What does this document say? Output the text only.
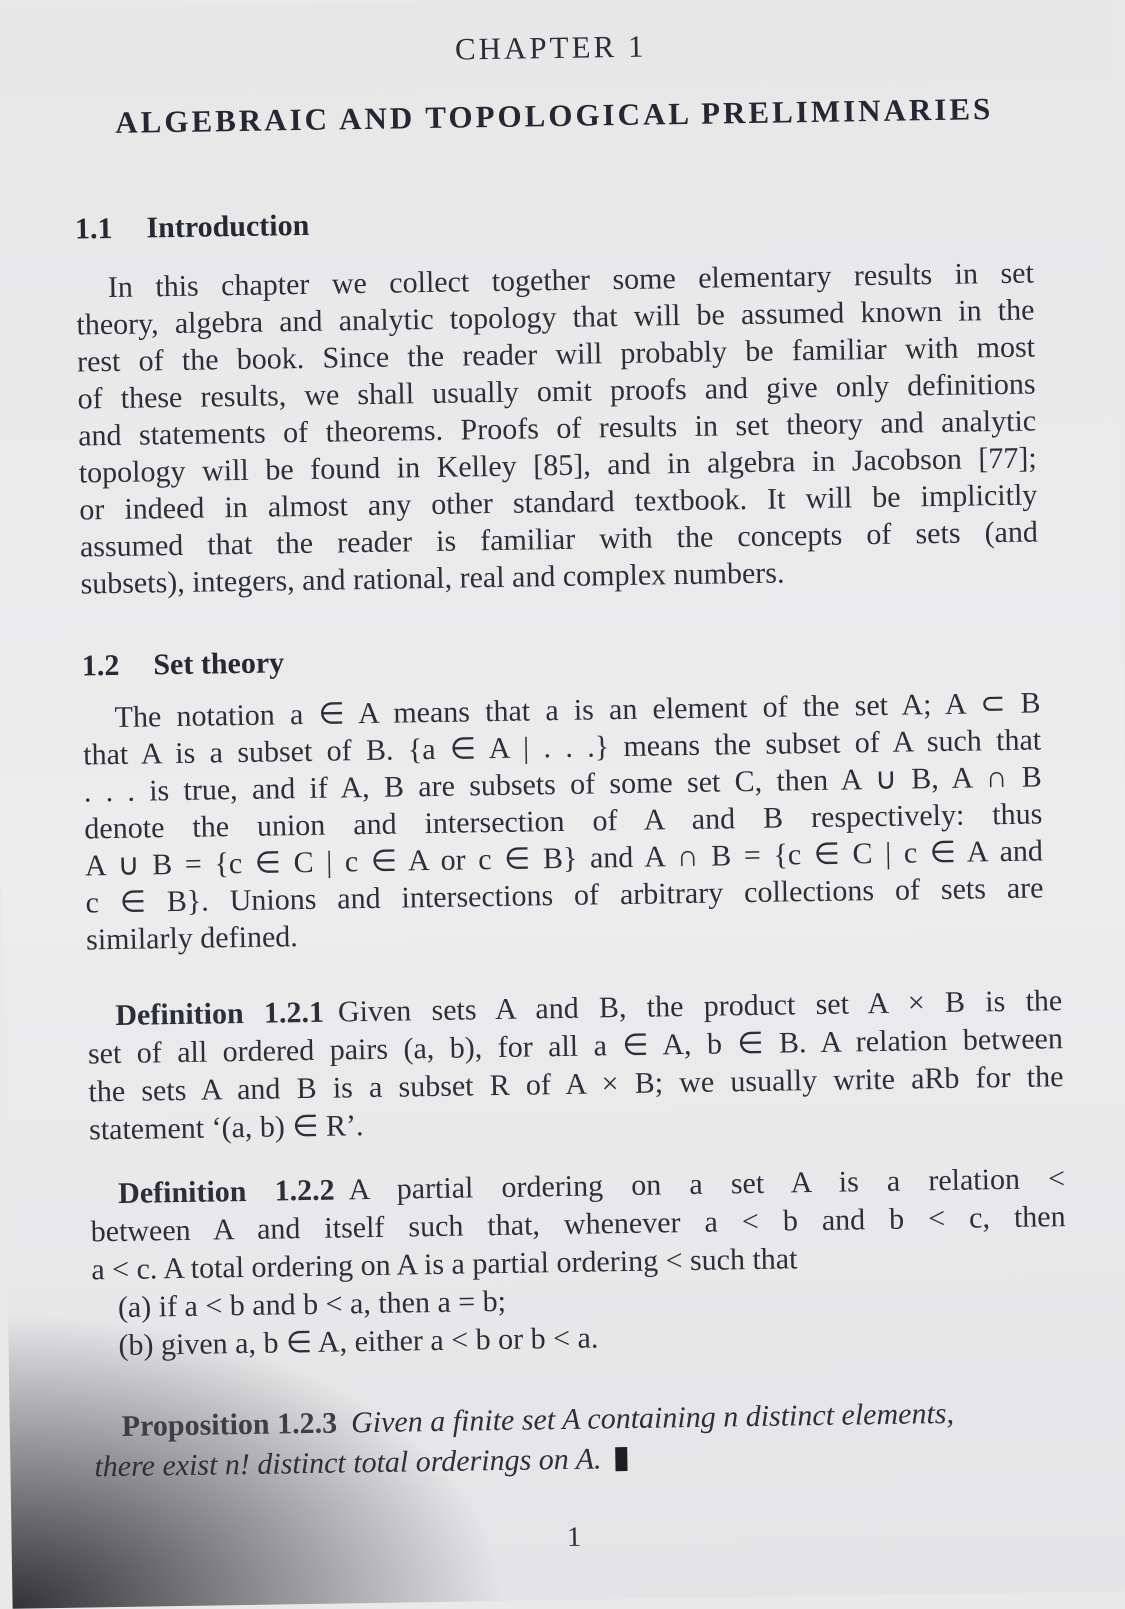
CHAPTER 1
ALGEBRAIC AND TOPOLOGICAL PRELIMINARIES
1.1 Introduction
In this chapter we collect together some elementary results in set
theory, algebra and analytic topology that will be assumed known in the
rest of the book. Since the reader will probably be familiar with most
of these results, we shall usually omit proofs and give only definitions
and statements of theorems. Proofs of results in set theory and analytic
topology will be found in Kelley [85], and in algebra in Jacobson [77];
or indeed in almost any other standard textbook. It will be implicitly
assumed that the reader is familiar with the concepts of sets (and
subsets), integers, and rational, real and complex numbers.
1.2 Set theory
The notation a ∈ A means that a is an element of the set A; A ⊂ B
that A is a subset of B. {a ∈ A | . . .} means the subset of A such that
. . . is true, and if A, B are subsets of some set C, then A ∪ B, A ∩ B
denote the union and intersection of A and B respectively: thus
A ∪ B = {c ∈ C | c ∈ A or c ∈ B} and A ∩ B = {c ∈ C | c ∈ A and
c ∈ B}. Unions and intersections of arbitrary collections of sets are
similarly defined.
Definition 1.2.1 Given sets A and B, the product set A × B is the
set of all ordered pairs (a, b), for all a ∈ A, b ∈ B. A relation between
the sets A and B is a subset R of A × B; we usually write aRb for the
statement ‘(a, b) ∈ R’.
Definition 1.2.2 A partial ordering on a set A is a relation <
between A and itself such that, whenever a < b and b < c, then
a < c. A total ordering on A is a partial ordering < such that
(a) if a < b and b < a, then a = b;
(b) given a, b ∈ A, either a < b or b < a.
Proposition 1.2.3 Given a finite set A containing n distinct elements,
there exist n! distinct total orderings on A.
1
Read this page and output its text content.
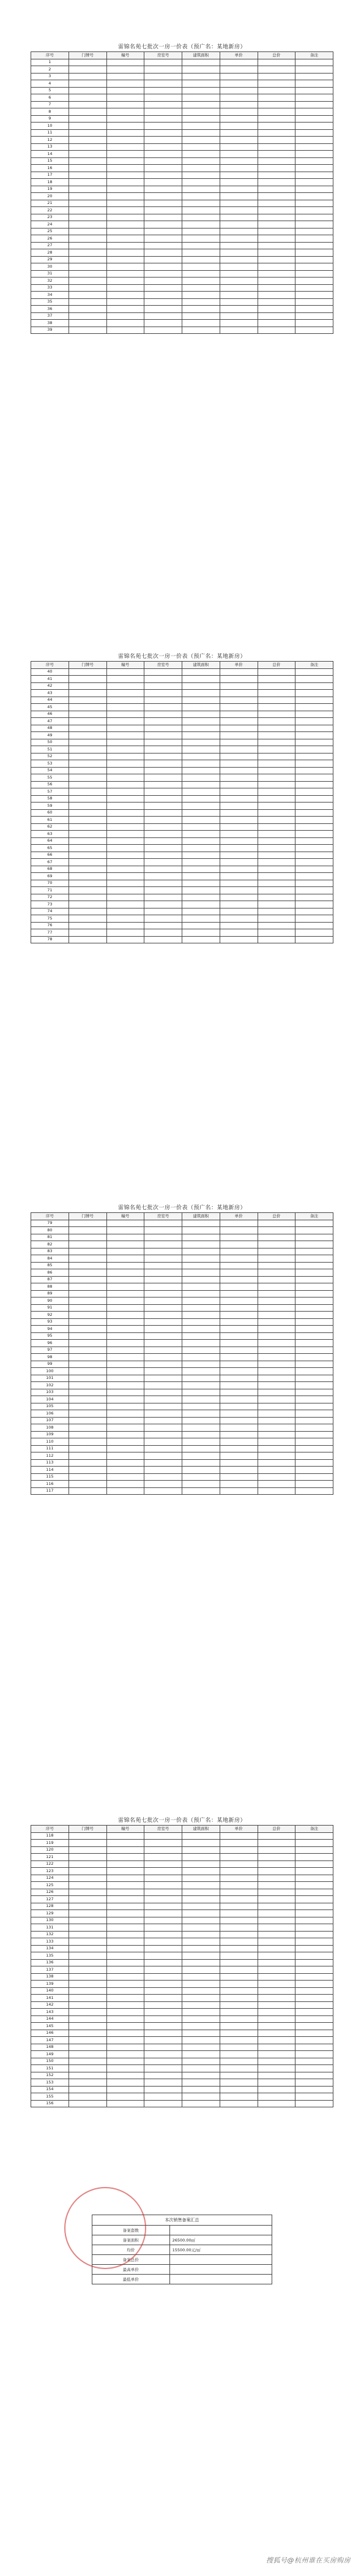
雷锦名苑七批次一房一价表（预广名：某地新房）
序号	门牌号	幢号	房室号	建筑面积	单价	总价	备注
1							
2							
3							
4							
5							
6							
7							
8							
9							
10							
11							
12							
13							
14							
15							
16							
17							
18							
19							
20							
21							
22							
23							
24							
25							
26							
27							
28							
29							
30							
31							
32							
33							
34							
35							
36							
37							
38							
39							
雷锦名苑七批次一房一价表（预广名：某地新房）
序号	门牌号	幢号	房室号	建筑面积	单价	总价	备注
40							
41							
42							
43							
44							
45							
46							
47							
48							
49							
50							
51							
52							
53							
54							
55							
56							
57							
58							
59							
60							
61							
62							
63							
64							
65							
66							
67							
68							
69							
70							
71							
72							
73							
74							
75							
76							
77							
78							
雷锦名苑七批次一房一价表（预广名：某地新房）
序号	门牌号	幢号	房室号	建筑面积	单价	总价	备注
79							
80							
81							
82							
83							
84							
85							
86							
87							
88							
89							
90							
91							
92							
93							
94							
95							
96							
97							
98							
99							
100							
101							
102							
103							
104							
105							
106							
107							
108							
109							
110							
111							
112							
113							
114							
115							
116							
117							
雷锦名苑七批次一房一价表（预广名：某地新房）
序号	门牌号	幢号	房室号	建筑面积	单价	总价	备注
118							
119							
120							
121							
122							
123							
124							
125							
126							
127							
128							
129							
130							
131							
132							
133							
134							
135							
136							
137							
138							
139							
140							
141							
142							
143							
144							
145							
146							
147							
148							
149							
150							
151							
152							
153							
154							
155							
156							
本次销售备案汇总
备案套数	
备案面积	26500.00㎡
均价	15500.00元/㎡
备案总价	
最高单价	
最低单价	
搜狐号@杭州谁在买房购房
....
TASK STATEMENT: Return all the lines that contain the string "this".

WRITTEN REPLY:
What does this document say? Output the text only.
In this chapter we collect together some elementary results in set
Read this page and output its text content.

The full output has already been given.